═══ Records for this task
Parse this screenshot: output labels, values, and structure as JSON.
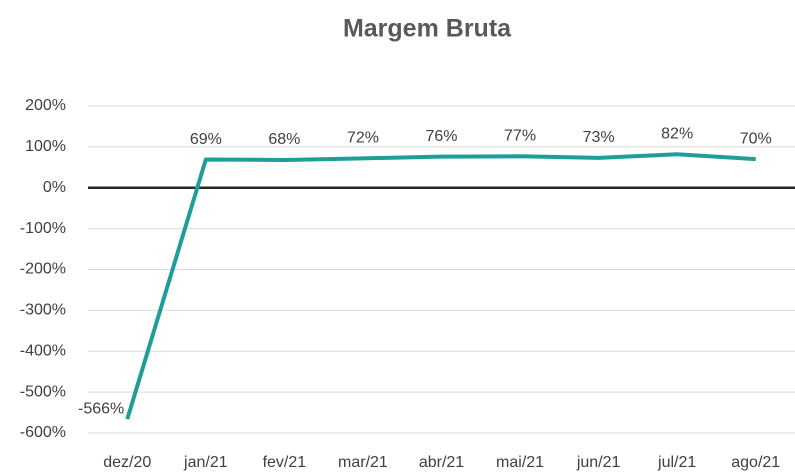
{
  "chart_data": {
    "type": "line",
    "title": "Margem Bruta",
    "categories": [
      "dez/20",
      "jan/21",
      "fev/21",
      "mar/21",
      "abr/21",
      "mai/21",
      "jun/21",
      "jul/21",
      "ago/21"
    ],
    "series": [
      {
        "name": "Margem Bruta",
        "color": "#1f9e99",
        "values": [
          -566,
          69,
          68,
          72,
          76,
          77,
          73,
          82,
          70
        ],
        "value_labels": [
          "-566%",
          "69%",
          "68%",
          "72%",
          "76%",
          "77%",
          "73%",
          "82%",
          "70%"
        ]
      }
    ],
    "ylim": [
      -600,
      200
    ],
    "yticks": [
      {
        "value": 200,
        "label": "200%"
      },
      {
        "value": 100,
        "label": "100%"
      },
      {
        "value": 0,
        "label": "0%"
      },
      {
        "value": -100,
        "label": "-100%"
      },
      {
        "value": -200,
        "label": "-200%"
      },
      {
        "value": -300,
        "label": "-300%"
      },
      {
        "value": -400,
        "label": "-400%"
      },
      {
        "value": -500,
        "label": "-500%"
      },
      {
        "value": -600,
        "label": "-600%"
      }
    ],
    "grid": true
  }
}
══════
Goal: The material above holds pictures; copy everything else in it exactly.

Complete response:
Parse this screenshot: output labels, values, and structure as JSON.
{
  "chart_data": {
    "type": "line",
    "title": "Margem Bruta",
    "categories": [
      "dez/20",
      "jan/21",
      "fev/21",
      "mar/21",
      "abr/21",
      "mai/21",
      "jun/21",
      "jul/21",
      "ago/21"
    ],
    "series": [
      {
        "name": "Margem Bruta",
        "color": "#1f9e99",
        "values": [
          -566,
          69,
          68,
          72,
          76,
          77,
          73,
          82,
          70
        ],
        "value_labels": [
          "-566%",
          "69%",
          "68%",
          "72%",
          "76%",
          "77%",
          "73%",
          "82%",
          "70%"
        ]
      }
    ],
    "ylim": [
      -600,
      200
    ],
    "yticks": [
      {
        "value": 200,
        "label": "200%"
      },
      {
        "value": 100,
        "label": "100%"
      },
      {
        "value": 0,
        "label": "0%"
      },
      {
        "value": -100,
        "label": "-100%"
      },
      {
        "value": -200,
        "label": "-200%"
      },
      {
        "value": -300,
        "label": "-300%"
      },
      {
        "value": -400,
        "label": "-400%"
      },
      {
        "value": -500,
        "label": "-500%"
      },
      {
        "value": -600,
        "label": "-600%"
      }
    ],
    "grid": true
  }
}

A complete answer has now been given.